__RECORDS SHOWN__:
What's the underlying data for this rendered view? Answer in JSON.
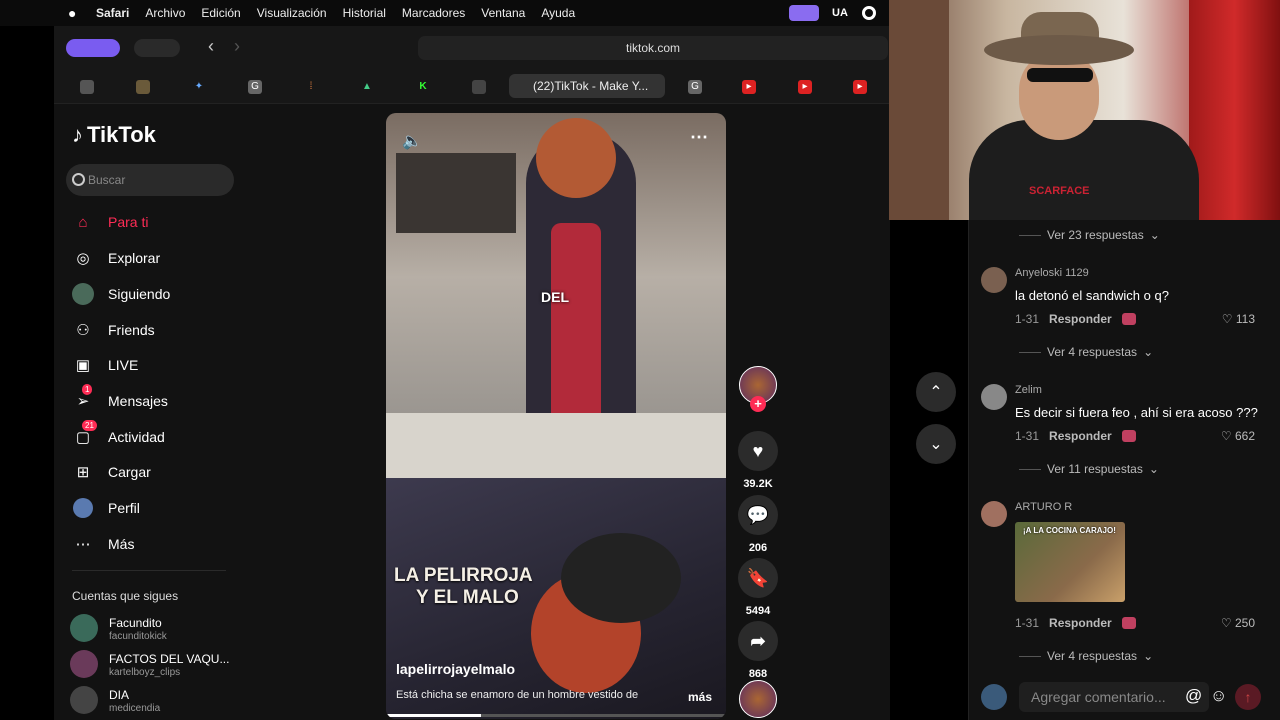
{
  "menubar": {
    "apple": "",
    "items": [
      "Safari",
      "Archivo",
      "Edición",
      "Visualización",
      "Historial",
      "Marcadores",
      "Ventana",
      "Ayuda"
    ],
    "input_source": "UA"
  },
  "browser": {
    "url": "tiktok.com",
    "active_tab": "(22)TikTok - Make Y..."
  },
  "tiktok": {
    "logo": "TikTok",
    "search_placeholder": "Buscar",
    "nav": [
      {
        "label": "Para ti",
        "icon": "home-icon",
        "active": true
      },
      {
        "label": "Explorar",
        "icon": "compass-icon"
      },
      {
        "label": "Siguiendo",
        "icon": "following-icon"
      },
      {
        "label": "Friends",
        "icon": "friends-icon"
      },
      {
        "label": "LIVE",
        "icon": "live-icon"
      },
      {
        "label": "Mensajes",
        "icon": "messages-icon",
        "badge": "1"
      },
      {
        "label": "Actividad",
        "icon": "activity-icon",
        "badge": "21"
      },
      {
        "label": "Cargar",
        "icon": "upload-icon"
      },
      {
        "label": "Perfil",
        "icon": "profile-icon"
      },
      {
        "label": "Más",
        "icon": "more-icon"
      }
    ],
    "following_title": "Cuentas que sigues",
    "following": [
      {
        "name": "Facundito",
        "handle": "facunditokick"
      },
      {
        "name": "FACTOS DEL VAQU...",
        "handle": "kartelboyz_clips"
      },
      {
        "name": "DIA",
        "handle": "medicendia"
      }
    ]
  },
  "video": {
    "overlay_caption": "DEL",
    "title_line1": "LA PELIRROJA",
    "title_line2": "Y EL MALO",
    "author": "lapelirrojayelmalo",
    "description": "Está chicha se enamoro de un hombre vestido de",
    "more": "más",
    "progress": 0.28,
    "likes": "39.2K",
    "comments": "206",
    "saves": "5494",
    "shares": "868"
  },
  "comments": {
    "top_replies": "Ver 23 respuestas",
    "items": [
      {
        "user": "Anyeloski 1129",
        "text": "la detonó el sandwich o q?",
        "date": "1-31",
        "reply": "Responder",
        "likes": "113",
        "replies": "Ver 4 respuestas"
      },
      {
        "user": "Zelim",
        "text": "Es decir si fuera feo , ahí si era acoso ???",
        "date": "1-31",
        "reply": "Responder",
        "likes": "662",
        "replies": "Ver 11 respuestas"
      },
      {
        "user": "ARTURO R",
        "image_caption": "¡A LA COCINA CARAJO!",
        "date": "1-31",
        "reply": "Responder",
        "likes": "250",
        "replies": "Ver 4 respuestas"
      }
    ],
    "add_placeholder": "Agregar comentario..."
  },
  "webcam": {
    "shirt_text": "SCARFACE"
  },
  "colors": {
    "accent": "#fe2c55",
    "page_bg": "#121212",
    "menubar_bg": "#0b0b0b"
  }
}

__WHAT IS ASKED__:
How many lines of the entries above hold the string "label"? Reply with the number alone.

__OUTPUT FOR THIS EXERCISE__:
10